_EXERCISE DETAILS:_
Pictures appear in the records below; write out everything else exactly.
_ _ _ _
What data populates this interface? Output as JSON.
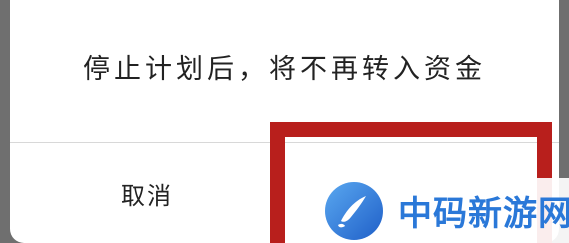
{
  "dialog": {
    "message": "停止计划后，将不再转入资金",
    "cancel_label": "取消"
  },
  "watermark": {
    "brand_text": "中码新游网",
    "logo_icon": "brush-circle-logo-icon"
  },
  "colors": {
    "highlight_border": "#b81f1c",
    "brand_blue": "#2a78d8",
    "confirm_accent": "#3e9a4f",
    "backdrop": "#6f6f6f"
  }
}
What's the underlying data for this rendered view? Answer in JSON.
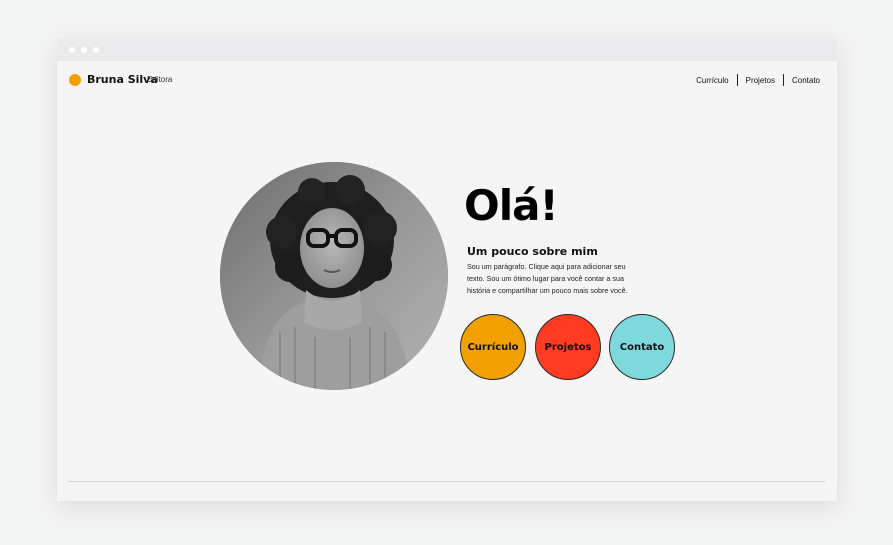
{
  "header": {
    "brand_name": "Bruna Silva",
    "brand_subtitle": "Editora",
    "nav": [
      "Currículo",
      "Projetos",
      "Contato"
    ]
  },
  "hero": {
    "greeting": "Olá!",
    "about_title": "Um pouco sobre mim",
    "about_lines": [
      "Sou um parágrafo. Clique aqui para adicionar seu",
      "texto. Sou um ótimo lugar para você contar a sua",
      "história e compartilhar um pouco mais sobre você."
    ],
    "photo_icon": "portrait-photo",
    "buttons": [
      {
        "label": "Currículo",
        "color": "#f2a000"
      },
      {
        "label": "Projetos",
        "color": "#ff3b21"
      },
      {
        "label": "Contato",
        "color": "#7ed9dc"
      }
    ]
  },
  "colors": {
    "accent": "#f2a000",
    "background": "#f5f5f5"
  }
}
_ _ _ _
_RESPONSE TO THIS EXERCISE:_
What data populates this interface? Output as JSON.
{
  "dialog": {
    "message": "停止计划后，将不再转入资金",
    "cancel_label": "取消"
  },
  "watermark": {
    "brand_text": "中码新游网",
    "logo_icon": "brush-circle-logo-icon"
  },
  "colors": {
    "highlight_border": "#b81f1c",
    "brand_blue": "#2a78d8",
    "confirm_accent": "#3e9a4f",
    "backdrop": "#6f6f6f"
  }
}
What's the underlying data for this rendered view? Answer in JSON.
{
  "header": {
    "brand_name": "Bruna Silva",
    "brand_subtitle": "Editora",
    "nav": [
      "Currículo",
      "Projetos",
      "Contato"
    ]
  },
  "hero": {
    "greeting": "Olá!",
    "about_title": "Um pouco sobre mim",
    "about_lines": [
      "Sou um parágrafo. Clique aqui para adicionar seu",
      "texto. Sou um ótimo lugar para você contar a sua",
      "história e compartilhar um pouco mais sobre você."
    ],
    "photo_icon": "portrait-photo",
    "buttons": [
      {
        "label": "Currículo",
        "color": "#f2a000"
      },
      {
        "label": "Projetos",
        "color": "#ff3b21"
      },
      {
        "label": "Contato",
        "color": "#7ed9dc"
      }
    ]
  },
  "colors": {
    "accent": "#f2a000",
    "background": "#f5f5f5"
  }
}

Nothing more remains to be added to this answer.